#### YOUR GOAL
Identify each line containing the word "wilgotne" and copy it.

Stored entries
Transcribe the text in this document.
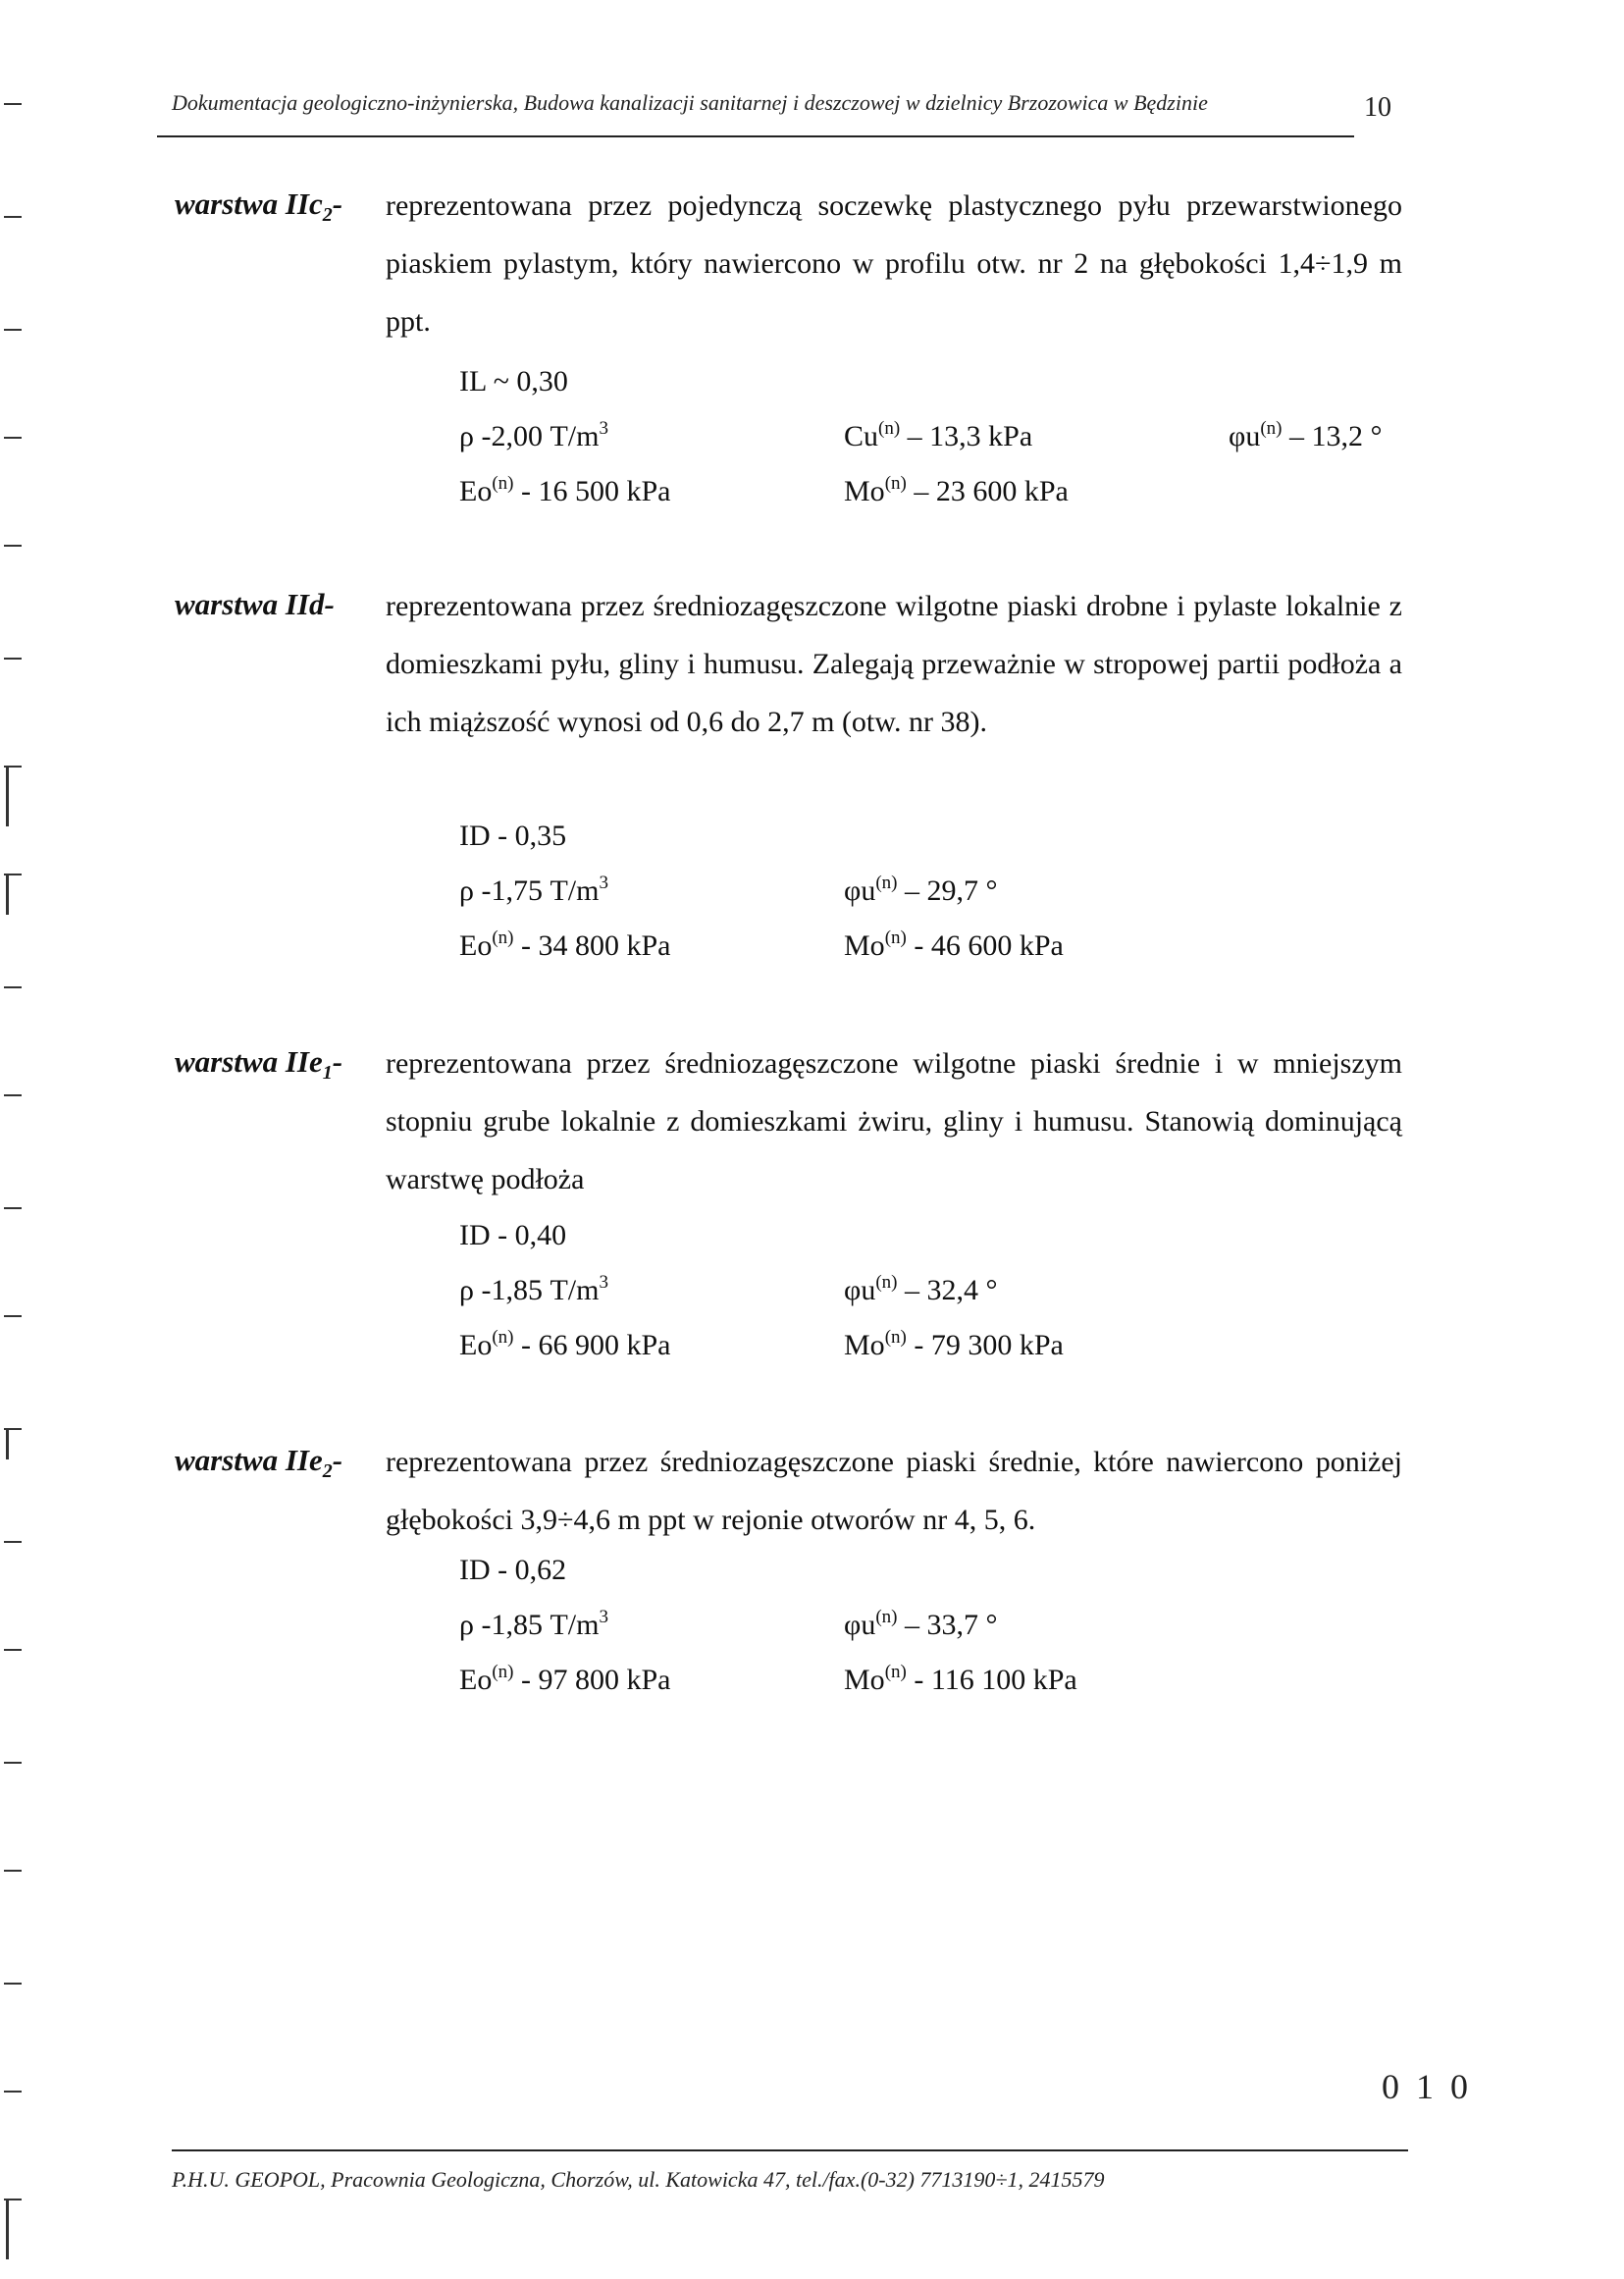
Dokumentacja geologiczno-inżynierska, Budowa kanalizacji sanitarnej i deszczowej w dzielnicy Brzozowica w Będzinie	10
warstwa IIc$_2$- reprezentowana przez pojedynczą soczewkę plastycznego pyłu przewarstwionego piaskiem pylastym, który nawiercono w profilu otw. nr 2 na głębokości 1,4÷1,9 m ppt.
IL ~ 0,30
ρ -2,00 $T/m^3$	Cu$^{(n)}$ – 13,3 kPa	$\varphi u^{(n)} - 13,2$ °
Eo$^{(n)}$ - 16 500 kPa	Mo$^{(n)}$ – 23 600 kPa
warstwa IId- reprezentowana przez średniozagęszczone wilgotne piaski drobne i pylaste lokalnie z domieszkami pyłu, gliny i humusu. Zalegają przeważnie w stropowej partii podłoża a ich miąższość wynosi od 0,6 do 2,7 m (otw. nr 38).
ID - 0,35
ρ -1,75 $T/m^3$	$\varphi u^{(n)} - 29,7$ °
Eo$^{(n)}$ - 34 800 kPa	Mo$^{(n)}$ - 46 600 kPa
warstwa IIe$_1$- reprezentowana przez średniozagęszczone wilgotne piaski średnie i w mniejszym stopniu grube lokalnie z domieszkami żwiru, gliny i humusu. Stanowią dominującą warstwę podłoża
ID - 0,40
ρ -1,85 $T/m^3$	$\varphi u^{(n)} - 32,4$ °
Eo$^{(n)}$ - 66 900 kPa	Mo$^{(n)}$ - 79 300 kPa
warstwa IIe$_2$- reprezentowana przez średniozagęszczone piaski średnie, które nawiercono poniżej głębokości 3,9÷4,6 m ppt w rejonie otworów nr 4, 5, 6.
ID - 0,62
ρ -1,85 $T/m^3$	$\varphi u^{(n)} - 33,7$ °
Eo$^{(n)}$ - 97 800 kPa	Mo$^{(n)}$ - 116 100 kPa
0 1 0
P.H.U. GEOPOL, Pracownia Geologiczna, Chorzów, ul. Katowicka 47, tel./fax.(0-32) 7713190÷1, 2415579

---

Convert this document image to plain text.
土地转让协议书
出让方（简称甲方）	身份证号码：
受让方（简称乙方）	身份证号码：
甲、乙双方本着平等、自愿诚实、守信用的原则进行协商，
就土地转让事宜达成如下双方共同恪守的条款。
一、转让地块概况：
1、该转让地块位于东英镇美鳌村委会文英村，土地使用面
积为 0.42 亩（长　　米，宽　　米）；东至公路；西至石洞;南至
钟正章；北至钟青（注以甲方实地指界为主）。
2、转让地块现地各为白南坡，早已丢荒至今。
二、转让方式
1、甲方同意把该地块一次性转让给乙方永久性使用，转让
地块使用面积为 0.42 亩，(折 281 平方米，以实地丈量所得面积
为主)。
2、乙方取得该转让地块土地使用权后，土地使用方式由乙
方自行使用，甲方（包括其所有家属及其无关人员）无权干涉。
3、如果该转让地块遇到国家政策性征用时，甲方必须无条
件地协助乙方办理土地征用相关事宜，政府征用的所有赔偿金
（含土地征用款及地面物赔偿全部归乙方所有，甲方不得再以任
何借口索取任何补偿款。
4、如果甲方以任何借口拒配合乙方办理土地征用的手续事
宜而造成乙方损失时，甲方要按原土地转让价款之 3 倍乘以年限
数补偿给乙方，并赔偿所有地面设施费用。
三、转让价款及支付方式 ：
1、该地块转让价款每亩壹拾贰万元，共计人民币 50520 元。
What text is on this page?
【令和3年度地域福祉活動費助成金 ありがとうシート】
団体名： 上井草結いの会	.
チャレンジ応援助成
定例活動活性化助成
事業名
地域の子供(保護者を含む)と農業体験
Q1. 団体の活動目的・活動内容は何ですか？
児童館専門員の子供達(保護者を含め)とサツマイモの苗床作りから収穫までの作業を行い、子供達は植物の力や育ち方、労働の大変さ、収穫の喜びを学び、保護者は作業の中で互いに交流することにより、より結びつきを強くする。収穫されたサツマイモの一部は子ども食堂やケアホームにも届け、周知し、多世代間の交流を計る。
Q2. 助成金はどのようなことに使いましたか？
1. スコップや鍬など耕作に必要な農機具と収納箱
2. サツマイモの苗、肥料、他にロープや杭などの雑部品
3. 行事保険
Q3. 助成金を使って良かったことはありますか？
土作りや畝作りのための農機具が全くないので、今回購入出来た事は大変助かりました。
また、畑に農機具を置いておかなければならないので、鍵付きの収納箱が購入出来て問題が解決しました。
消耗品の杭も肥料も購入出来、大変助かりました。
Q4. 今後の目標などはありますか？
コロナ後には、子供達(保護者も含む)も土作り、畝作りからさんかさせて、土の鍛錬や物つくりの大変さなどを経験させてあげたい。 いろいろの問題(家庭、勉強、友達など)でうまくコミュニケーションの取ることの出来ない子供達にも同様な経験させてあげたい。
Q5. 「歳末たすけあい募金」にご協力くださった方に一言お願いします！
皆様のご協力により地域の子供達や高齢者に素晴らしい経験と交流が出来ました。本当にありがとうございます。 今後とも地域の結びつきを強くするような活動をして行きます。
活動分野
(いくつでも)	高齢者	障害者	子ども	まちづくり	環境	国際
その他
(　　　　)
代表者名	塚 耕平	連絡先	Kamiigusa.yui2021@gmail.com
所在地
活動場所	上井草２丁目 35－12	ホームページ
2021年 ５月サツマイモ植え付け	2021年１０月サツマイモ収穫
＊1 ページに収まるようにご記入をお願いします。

#### WRITTEN RESPONSE
warstwa IId- reprezentowana przez średniozagęszczone wilgotne piaski drobne i pylaste lokalnie z domieszkami pyłu, gliny i humusu. Zalegają przeważnie w stropowej partii podłoża a ich miąższość wynosi od 0,6 do 2,7 m (otw. nr 38).
warstwa IIe$_1$- reprezentowana przez średniozagęszczone wilgotne piaski średnie i w mniejszym stopniu grube lokalnie z domieszkami żwiru, gliny i humusu. Stanowią dominującą warstwę podłoża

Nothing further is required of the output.